Repeat the data word for word. Do not include the pictures.

::::::

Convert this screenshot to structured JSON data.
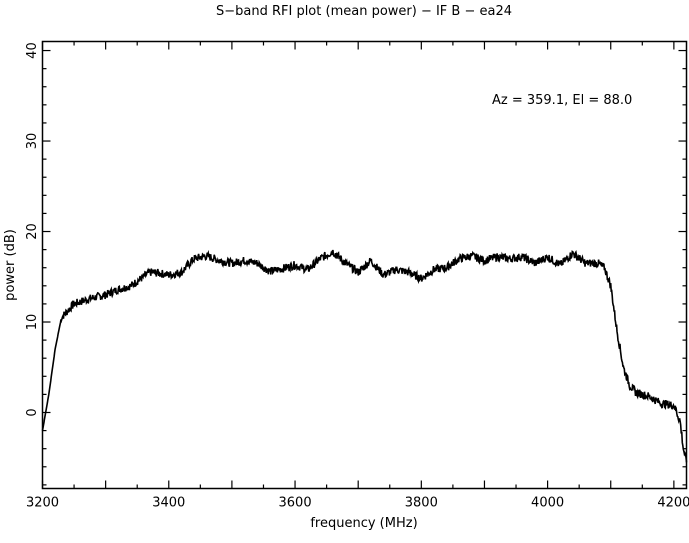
{
  "chart_data": {
    "type": "line",
    "title": "S−band RFI plot (mean power) − IF B − ea24",
    "xlabel": "frequency (MHz)",
    "ylabel": "power (dB)",
    "annotation": "Az = 359.1, El = 88.0",
    "xlim": [
      3200,
      4220
    ],
    "ylim": [
      -8.4,
      41
    ],
    "xticks": [
      3200,
      3400,
      3600,
      3800,
      4000,
      4200
    ],
    "yticks": [
      0,
      10,
      20,
      30,
      40
    ],
    "grid": false,
    "series": [
      {
        "name": "mean power",
        "color": "#000000",
        "x": [
          3200,
          3210,
          3220,
          3230,
          3250,
          3275,
          3300,
          3320,
          3340,
          3360,
          3370,
          3385,
          3400,
          3420,
          3440,
          3460,
          3480,
          3500,
          3520,
          3540,
          3560,
          3580,
          3600,
          3620,
          3640,
          3660,
          3680,
          3700,
          3720,
          3740,
          3760,
          3780,
          3800,
          3820,
          3840,
          3860,
          3880,
          3900,
          3920,
          3940,
          3960,
          3980,
          4000,
          4020,
          4040,
          4060,
          4080,
          4090,
          4100,
          4110,
          4120,
          4130,
          4140,
          4160,
          4180,
          4200,
          4210,
          4215,
          4220
        ],
        "y": [
          -2,
          2,
          7,
          10.5,
          12,
          12.6,
          13,
          13.6,
          14,
          15,
          15.5,
          15.4,
          15.2,
          15.5,
          17,
          17.3,
          16.8,
          16.5,
          16.8,
          16.5,
          15.6,
          15.9,
          16.3,
          15.8,
          17,
          17.8,
          16.5,
          15.5,
          16.8,
          15.2,
          15.8,
          15.5,
          14.8,
          15.8,
          16,
          17,
          17.3,
          16.8,
          17.2,
          17,
          17.2,
          16.5,
          17.2,
          16.3,
          17.6,
          16.5,
          16.5,
          16,
          14,
          9,
          5,
          3,
          2.2,
          1.8,
          1,
          0.8,
          -1,
          -4,
          -5.5
        ]
      }
    ]
  }
}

::::::

Result for this task:
Convert this screenshot to structured JSON data.
{
  "chart_data": {
    "type": "line",
    "title": "S−band RFI plot (mean power) − IF B − ea24",
    "xlabel": "frequency (MHz)",
    "ylabel": "power (dB)",
    "annotation": "Az = 359.1, El = 88.0",
    "xlim": [
      3200,
      4220
    ],
    "ylim": [
      -8.4,
      41
    ],
    "xticks": [
      3200,
      3400,
      3600,
      3800,
      4000,
      4200
    ],
    "yticks": [
      0,
      10,
      20,
      30,
      40
    ],
    "grid": false,
    "series": [
      {
        "name": "mean power",
        "color": "#000000",
        "x": [
          3200,
          3210,
          3220,
          3230,
          3250,
          3275,
          3300,
          3320,
          3340,
          3360,
          3370,
          3385,
          3400,
          3420,
          3440,
          3460,
          3480,
          3500,
          3520,
          3540,
          3560,
          3580,
          3600,
          3620,
          3640,
          3660,
          3680,
          3700,
          3720,
          3740,
          3760,
          3780,
          3800,
          3820,
          3840,
          3860,
          3880,
          3900,
          3920,
          3940,
          3960,
          3980,
          4000,
          4020,
          4040,
          4060,
          4080,
          4090,
          4100,
          4110,
          4120,
          4130,
          4140,
          4160,
          4180,
          4200,
          4210,
          4215,
          4220
        ],
        "y": [
          -2,
          2,
          7,
          10.5,
          12,
          12.6,
          13,
          13.6,
          14,
          15,
          15.5,
          15.4,
          15.2,
          15.5,
          17,
          17.3,
          16.8,
          16.5,
          16.8,
          16.5,
          15.6,
          15.9,
          16.3,
          15.8,
          17,
          17.8,
          16.5,
          15.5,
          16.8,
          15.2,
          15.8,
          15.5,
          14.8,
          15.8,
          16,
          17,
          17.3,
          16.8,
          17.2,
          17,
          17.2,
          16.5,
          17.2,
          16.3,
          17.6,
          16.5,
          16.5,
          16,
          14,
          9,
          5,
          3,
          2.2,
          1.8,
          1,
          0.8,
          -1,
          -4,
          -5.5
        ]
      }
    ]
  }
}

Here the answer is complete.